• REQUIRED TASK
Wherever a line in the data below holds "this", copy that line.

____

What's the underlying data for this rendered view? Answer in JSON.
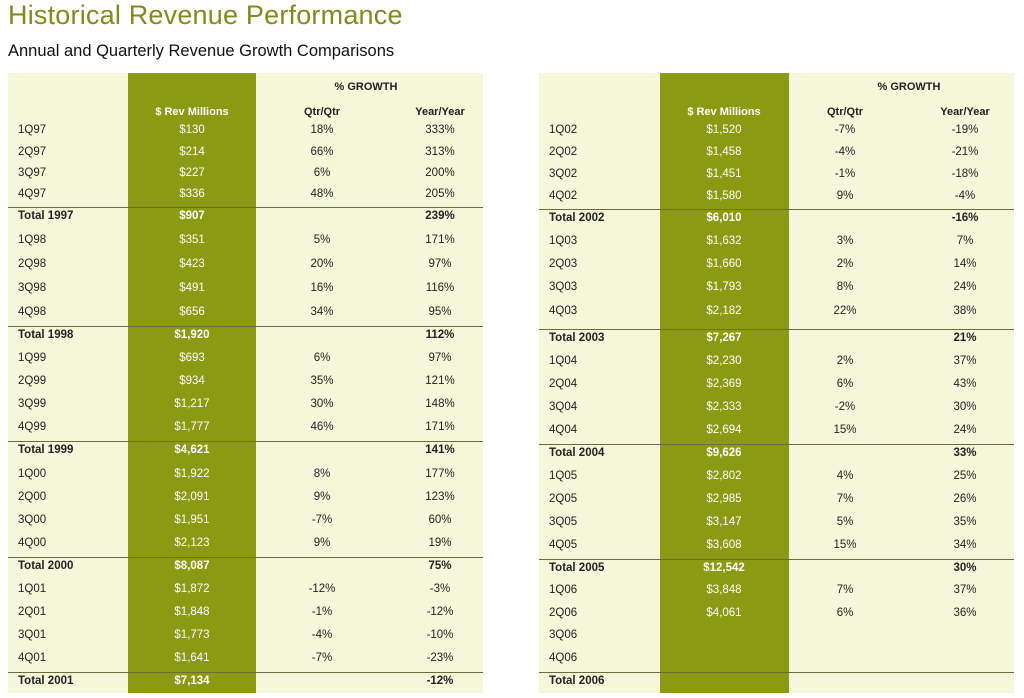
{
  "title": "Historical Revenue Performance",
  "subtitle": "Annual and Quarterly Revenue Growth Comparisons",
  "headers": {
    "growth": "% GROWTH",
    "rev": "$ Rev Millions",
    "qq": "Qtr/Qtr",
    "yy": "Year/Year"
  },
  "colors": {
    "accent": "#8a9a12",
    "panel_bg": "#f5f7da",
    "title": "#7f8c1a"
  },
  "left_table": [
    {
      "label": "1Q97",
      "rev": "$130",
      "qq": "18%",
      "yy": "333%",
      "total": false
    },
    {
      "label": "2Q97",
      "rev": "$214",
      "qq": "66%",
      "yy": "313%",
      "total": false
    },
    {
      "label": "3Q97",
      "rev": "$227",
      "qq": "6%",
      "yy": "200%",
      "total": false
    },
    {
      "label": "4Q97",
      "rev": "$336",
      "qq": "48%",
      "yy": "205%",
      "total": false
    },
    {
      "label": "Total 1997",
      "rev": "$907",
      "qq": "",
      "yy": "239%",
      "total": true
    },
    {
      "label": "1Q98",
      "rev": "$351",
      "qq": "5%",
      "yy": "171%",
      "total": false
    },
    {
      "label": "2Q98",
      "rev": "$423",
      "qq": "20%",
      "yy": "97%",
      "total": false
    },
    {
      "label": "3Q98",
      "rev": "$491",
      "qq": "16%",
      "yy": "116%",
      "total": false
    },
    {
      "label": "4Q98",
      "rev": "$656",
      "qq": "34%",
      "yy": "95%",
      "total": false
    },
    {
      "label": "Total 1998",
      "rev": "$1,920",
      "qq": "",
      "yy": "112%",
      "total": true
    },
    {
      "label": "1Q99",
      "rev": "$693",
      "qq": "6%",
      "yy": "97%",
      "total": false
    },
    {
      "label": "2Q99",
      "rev": "$934",
      "qq": "35%",
      "yy": "121%",
      "total": false
    },
    {
      "label": "3Q99",
      "rev": "$1,217",
      "qq": "30%",
      "yy": "148%",
      "total": false
    },
    {
      "label": "4Q99",
      "rev": "$1,777",
      "qq": "46%",
      "yy": "171%",
      "total": false
    },
    {
      "label": "Total 1999",
      "rev": "$4,621",
      "qq": "",
      "yy": "141%",
      "total": true
    },
    {
      "label": "1Q00",
      "rev": "$1,922",
      "qq": "8%",
      "yy": "177%",
      "total": false
    },
    {
      "label": "2Q00",
      "rev": "$2,091",
      "qq": "9%",
      "yy": "123%",
      "total": false
    },
    {
      "label": "3Q00",
      "rev": "$1,951",
      "qq": "-7%",
      "yy": "60%",
      "total": false
    },
    {
      "label": "4Q00",
      "rev": "$2,123",
      "qq": "9%",
      "yy": "19%",
      "total": false
    },
    {
      "label": "Total 2000",
      "rev": "$8,087",
      "qq": "",
      "yy": "75%",
      "total": true
    },
    {
      "label": "1Q01",
      "rev": "$1,872",
      "qq": "-12%",
      "yy": "-3%",
      "total": false
    },
    {
      "label": "2Q01",
      "rev": "$1,848",
      "qq": "-1%",
      "yy": "-12%",
      "total": false
    },
    {
      "label": "3Q01",
      "rev": "$1,773",
      "qq": "-4%",
      "yy": "-10%",
      "total": false
    },
    {
      "label": "4Q01",
      "rev": "$1,641",
      "qq": "-7%",
      "yy": "-23%",
      "total": false
    },
    {
      "label": "Total 2001",
      "rev": "$7,134",
      "qq": "",
      "yy": "-12%",
      "total": true
    }
  ],
  "right_table": [
    {
      "label": "1Q02",
      "rev": "$1,520",
      "qq": "-7%",
      "yy": "-19%",
      "total": false
    },
    {
      "label": "2Q02",
      "rev": "$1,458",
      "qq": "-4%",
      "yy": "-21%",
      "total": false
    },
    {
      "label": "3Q02",
      "rev": "$1,451",
      "qq": "-1%",
      "yy": "-18%",
      "total": false
    },
    {
      "label": "4Q02",
      "rev": "$1,580",
      "qq": "9%",
      "yy": "-4%",
      "total": false
    },
    {
      "label": "Total 2002",
      "rev": "$6,010",
      "qq": "",
      "yy": "-16%",
      "total": true
    },
    {
      "label": "1Q03",
      "rev": "$1,632",
      "qq": "3%",
      "yy": "7%",
      "total": false
    },
    {
      "label": "2Q03",
      "rev": "$1,660",
      "qq": "2%",
      "yy": "14%",
      "total": false
    },
    {
      "label": "3Q03",
      "rev": "$1,793",
      "qq": "8%",
      "yy": "24%",
      "total": false
    },
    {
      "label": "4Q03",
      "rev": "$2,182",
      "qq": "22%",
      "yy": "38%",
      "total": false
    },
    {
      "label": "Total 2003",
      "rev": "$7,267",
      "qq": "",
      "yy": "21%",
      "total": true
    },
    {
      "label": "1Q04",
      "rev": "$2,230",
      "qq": "2%",
      "yy": "37%",
      "total": false
    },
    {
      "label": "2Q04",
      "rev": "$2,369",
      "qq": "6%",
      "yy": "43%",
      "total": false
    },
    {
      "label": "3Q04",
      "rev": "$2,333",
      "qq": "-2%",
      "yy": "30%",
      "total": false
    },
    {
      "label": "4Q04",
      "rev": "$2,694",
      "qq": "15%",
      "yy": "24%",
      "total": false
    },
    {
      "label": "Total 2004",
      "rev": "$9,626",
      "qq": "",
      "yy": "33%",
      "total": true
    },
    {
      "label": "1Q05",
      "rev": "$2,802",
      "qq": "4%",
      "yy": "25%",
      "total": false
    },
    {
      "label": "2Q05",
      "rev": "$2,985",
      "qq": "7%",
      "yy": "26%",
      "total": false
    },
    {
      "label": "3Q05",
      "rev": "$3,147",
      "qq": "5%",
      "yy": "35%",
      "total": false
    },
    {
      "label": "4Q05",
      "rev": "$3,608",
      "qq": "15%",
      "yy": "34%",
      "total": false
    },
    {
      "label": "Total 2005",
      "rev": "$12,542",
      "qq": "",
      "yy": "30%",
      "total": true
    },
    {
      "label": "1Q06",
      "rev": "$3,848",
      "qq": "7%",
      "yy": "37%",
      "total": false
    },
    {
      "label": "2Q06",
      "rev": "$4,061",
      "qq": "6%",
      "yy": "36%",
      "total": false
    },
    {
      "label": "3Q06",
      "rev": "",
      "qq": "",
      "yy": "",
      "total": false
    },
    {
      "label": "4Q06",
      "rev": "",
      "qq": "",
      "yy": "",
      "total": false
    },
    {
      "label": "Total 2006",
      "rev": "",
      "qq": "",
      "yy": "",
      "total": true
    }
  ]
}
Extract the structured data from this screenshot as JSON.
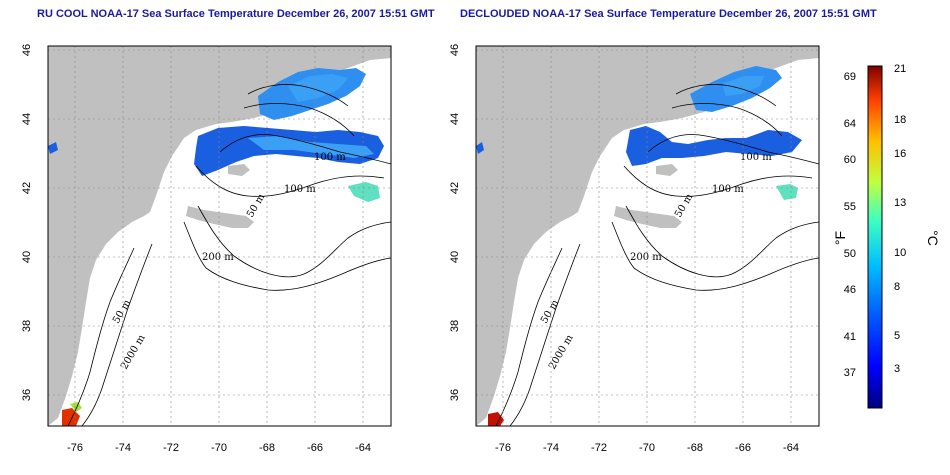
{
  "panels": [
    {
      "title": "RU COOL NOAA-17 Sea Surface Temperature December 26, 2007 15:51 GMT"
    },
    {
      "title": "DECLOUDED NOAA-17 Sea Surface Temperature December 26, 2007 15:51 GMT"
    }
  ],
  "map": {
    "lon_ticks": [
      "-76",
      "-74",
      "-72",
      "-70",
      "-68",
      "-66",
      "-64"
    ],
    "lat_ticks": [
      "46",
      "44",
      "42",
      "40",
      "38",
      "36"
    ],
    "lon_range": [
      -77.2,
      -62.9
    ],
    "lat_range": [
      35,
      46
    ],
    "isobath_labels": [
      "100 m",
      "100 m",
      "50 m",
      "200 m",
      "50 m",
      "2000 m"
    ],
    "land_color": "#c0c0c0",
    "contour_color": "#000000"
  },
  "colorbar": {
    "fahrenheit_label": "°F",
    "celsius_label": "°C",
    "fahrenheit_ticks": [
      "69",
      "64",
      "60",
      "55",
      "50",
      "46",
      "41",
      "37"
    ],
    "celsius_ticks": [
      "21",
      "18",
      "16",
      "13",
      "10",
      "8",
      "5",
      "3"
    ],
    "colors": [
      "#00007f",
      "#0000ff",
      "#0060ff",
      "#00c0ff",
      "#40ffc0",
      "#c0ff40",
      "#ffc000",
      "#ff4000",
      "#7f0000"
    ]
  }
}
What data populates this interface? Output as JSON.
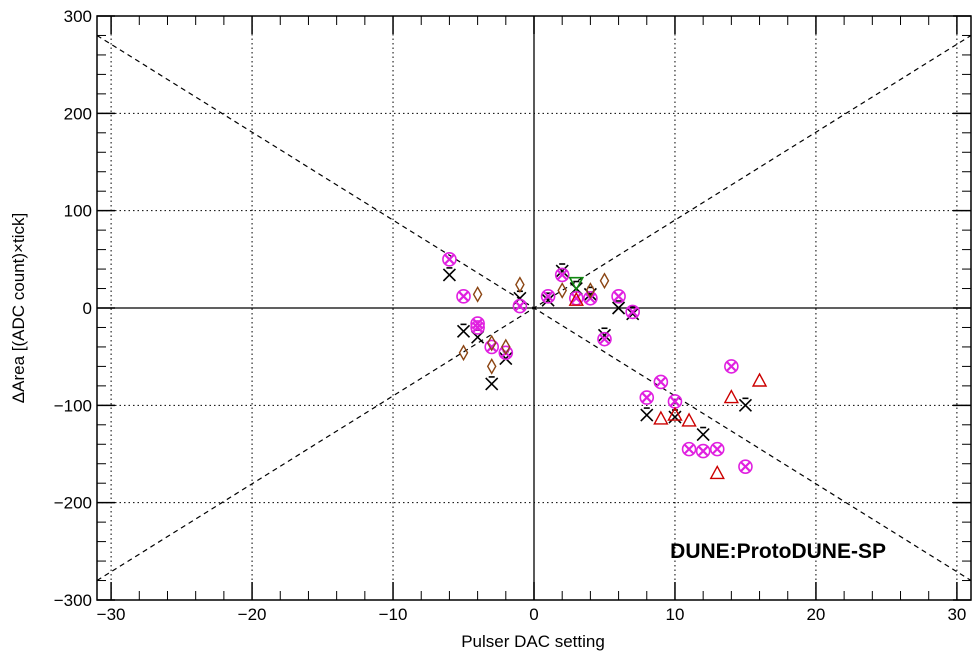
{
  "chart_data": {
    "type": "scatter",
    "xlabel": "Pulser DAC setting",
    "ylabel": "ΔArea [(ADC count)×tick]",
    "xlim": [
      -31,
      31
    ],
    "ylim": [
      -300,
      300
    ],
    "xticks": [
      -30,
      -20,
      -10,
      0,
      10,
      20,
      30
    ],
    "yticks": [
      -300,
      -200,
      -100,
      0,
      100,
      200,
      300
    ],
    "xtick_labels": [
      "−30",
      "−20",
      "−10",
      "0",
      "10",
      "20",
      "30"
    ],
    "ytick_labels": [
      "−300",
      "−200",
      "−100",
      "0",
      "100",
      "200",
      "300"
    ],
    "grid": true,
    "annotation": "DUNE:ProtoDUNE-SP",
    "guide_lines": [
      {
        "from": [
          -31,
          -280
        ],
        "to": [
          31,
          280
        ]
      },
      {
        "from": [
          -31,
          280
        ],
        "to": [
          31,
          -280
        ]
      }
    ],
    "series": [
      {
        "marker": "x",
        "color": "#000000",
        "points": [
          [
            -6,
            34
          ],
          [
            -5,
            -24
          ],
          [
            -4,
            -30
          ],
          [
            -3,
            -78
          ],
          [
            -2,
            -52
          ],
          [
            -1,
            10
          ],
          [
            1,
            8
          ],
          [
            2,
            38
          ],
          [
            3,
            20
          ],
          [
            4,
            14
          ],
          [
            5,
            -28
          ],
          [
            6,
            0
          ],
          [
            7,
            -6
          ],
          [
            8,
            -110
          ],
          [
            10,
            -112
          ],
          [
            12,
            -130
          ],
          [
            15,
            -100
          ]
        ]
      },
      {
        "marker": "circle-x",
        "color": "#e020e0",
        "points": [
          [
            -6,
            50
          ],
          [
            -5,
            12
          ],
          [
            -4,
            -16
          ],
          [
            -4,
            -20
          ],
          [
            -3,
            -40
          ],
          [
            -2,
            -46
          ],
          [
            -1,
            2
          ],
          [
            1,
            12
          ],
          [
            2,
            34
          ],
          [
            3,
            10
          ],
          [
            4,
            10
          ],
          [
            5,
            -32
          ],
          [
            6,
            12
          ],
          [
            7,
            -4
          ],
          [
            8,
            -92
          ],
          [
            9,
            -76
          ],
          [
            10,
            -96
          ],
          [
            11,
            -145
          ],
          [
            12,
            -147
          ],
          [
            13,
            -145
          ],
          [
            14,
            -60
          ],
          [
            15,
            -163
          ]
        ]
      },
      {
        "marker": "diamond",
        "color": "#8b4513",
        "points": [
          [
            -5,
            -46
          ],
          [
            -4,
            14
          ],
          [
            -3,
            -60
          ],
          [
            -3,
            -36
          ],
          [
            -2,
            -40
          ],
          [
            -1,
            24
          ],
          [
            2,
            18
          ],
          [
            4,
            18
          ],
          [
            5,
            28
          ]
        ]
      },
      {
        "marker": "triangle",
        "color": "#cc0000",
        "points": [
          [
            3,
            8
          ],
          [
            9,
            -114
          ],
          [
            10,
            -110
          ],
          [
            11,
            -116
          ],
          [
            13,
            -170
          ],
          [
            14,
            -92
          ],
          [
            16,
            -75
          ]
        ]
      },
      {
        "marker": "triangle-down",
        "color": "#118811",
        "points": [
          [
            3,
            26
          ]
        ]
      }
    ]
  }
}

____

• SOLVED PROBLEM
What's the underlying data for this rendered view? Answer in JSON.
Extract the structured data from this screenshot as JSON.
What data populates this interface? Output as JSON.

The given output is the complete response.